*STORED RECORDS*:
———

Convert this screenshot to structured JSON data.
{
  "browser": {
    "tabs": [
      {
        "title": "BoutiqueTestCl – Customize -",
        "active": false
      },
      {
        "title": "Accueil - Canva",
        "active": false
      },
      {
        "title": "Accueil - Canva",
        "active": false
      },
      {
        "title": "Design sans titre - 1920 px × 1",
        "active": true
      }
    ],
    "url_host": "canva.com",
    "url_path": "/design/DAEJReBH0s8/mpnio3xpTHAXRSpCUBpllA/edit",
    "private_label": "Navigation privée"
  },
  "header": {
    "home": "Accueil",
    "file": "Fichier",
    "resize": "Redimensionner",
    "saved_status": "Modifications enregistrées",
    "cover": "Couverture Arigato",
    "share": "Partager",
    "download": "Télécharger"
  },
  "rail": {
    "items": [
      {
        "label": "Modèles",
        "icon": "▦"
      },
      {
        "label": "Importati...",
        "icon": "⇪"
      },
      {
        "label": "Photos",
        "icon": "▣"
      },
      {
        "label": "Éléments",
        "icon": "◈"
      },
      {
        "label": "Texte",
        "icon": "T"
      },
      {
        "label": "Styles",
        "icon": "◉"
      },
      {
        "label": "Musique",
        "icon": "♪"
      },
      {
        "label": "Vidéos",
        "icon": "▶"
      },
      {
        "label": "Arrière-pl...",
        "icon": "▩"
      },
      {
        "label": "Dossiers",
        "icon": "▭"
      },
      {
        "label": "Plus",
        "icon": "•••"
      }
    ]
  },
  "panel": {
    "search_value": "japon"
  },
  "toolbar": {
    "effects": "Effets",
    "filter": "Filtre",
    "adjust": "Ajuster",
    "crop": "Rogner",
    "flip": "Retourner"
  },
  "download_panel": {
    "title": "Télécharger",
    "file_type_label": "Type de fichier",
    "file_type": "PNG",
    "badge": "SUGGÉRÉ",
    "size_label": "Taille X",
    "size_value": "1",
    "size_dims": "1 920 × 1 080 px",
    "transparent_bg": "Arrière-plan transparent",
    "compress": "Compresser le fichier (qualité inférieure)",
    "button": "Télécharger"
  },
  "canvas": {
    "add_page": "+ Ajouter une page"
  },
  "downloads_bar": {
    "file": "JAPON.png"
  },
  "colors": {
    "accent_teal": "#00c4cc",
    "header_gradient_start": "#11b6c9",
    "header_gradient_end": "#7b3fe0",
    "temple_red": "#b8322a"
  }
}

———

*DO THIS*:
Output all of the material, please, exactly as it stands.

*FINISHED TASK*:
Convert this screenshot to structured JSON data.
{
  "browser": {
    "tabs": [
      {
        "title": "BoutiqueTestCl – Customize -",
        "active": false
      },
      {
        "title": "Accueil - Canva",
        "active": false
      },
      {
        "title": "Accueil - Canva",
        "active": false
      },
      {
        "title": "Design sans titre - 1920 px × 1",
        "active": true
      }
    ],
    "url_host": "canva.com",
    "url_path": "/design/DAEJReBH0s8/mpnio3xpTHAXRSpCUBpllA/edit",
    "private_label": "Navigation privée"
  },
  "header": {
    "home": "Accueil",
    "file": "Fichier",
    "resize": "Redimensionner",
    "saved_status": "Modifications enregistrées",
    "cover": "Couverture Arigato",
    "share": "Partager",
    "download": "Télécharger"
  },
  "rail": {
    "items": [
      {
        "label": "Modèles",
        "icon": "▦"
      },
      {
        "label": "Importati...",
        "icon": "⇪"
      },
      {
        "label": "Photos",
        "icon": "▣"
      },
      {
        "label": "Éléments",
        "icon": "◈"
      },
      {
        "label": "Texte",
        "icon": "T"
      },
      {
        "label": "Styles",
        "icon": "◉"
      },
      {
        "label": "Musique",
        "icon": "♪"
      },
      {
        "label": "Vidéos",
        "icon": "▶"
      },
      {
        "label": "Arrière-pl...",
        "icon": "▩"
      },
      {
        "label": "Dossiers",
        "icon": "▭"
      },
      {
        "label": "Plus",
        "icon": "•••"
      }
    ]
  },
  "panel": {
    "search_value": "japon"
  },
  "toolbar": {
    "effects": "Effets",
    "filter": "Filtre",
    "adjust": "Ajuster",
    "crop": "Rogner",
    "flip": "Retourner"
  },
  "download_panel": {
    "title": "Télécharger",
    "file_type_label": "Type de fichier",
    "file_type": "PNG",
    "badge": "SUGGÉRÉ",
    "size_label": "Taille X",
    "size_value": "1",
    "size_dims": "1 920 × 1 080 px",
    "transparent_bg": "Arrière-plan transparent",
    "compress": "Compresser le fichier (qualité inférieure)",
    "button": "Télécharger"
  },
  "canvas": {
    "add_page": "+ Ajouter une page"
  },
  "downloads_bar": {
    "file": "JAPON.png"
  },
  "colors": {
    "accent_teal": "#00c4cc",
    "header_gradient_start": "#11b6c9",
    "header_gradient_end": "#7b3fe0",
    "temple_red": "#b8322a"
  }
}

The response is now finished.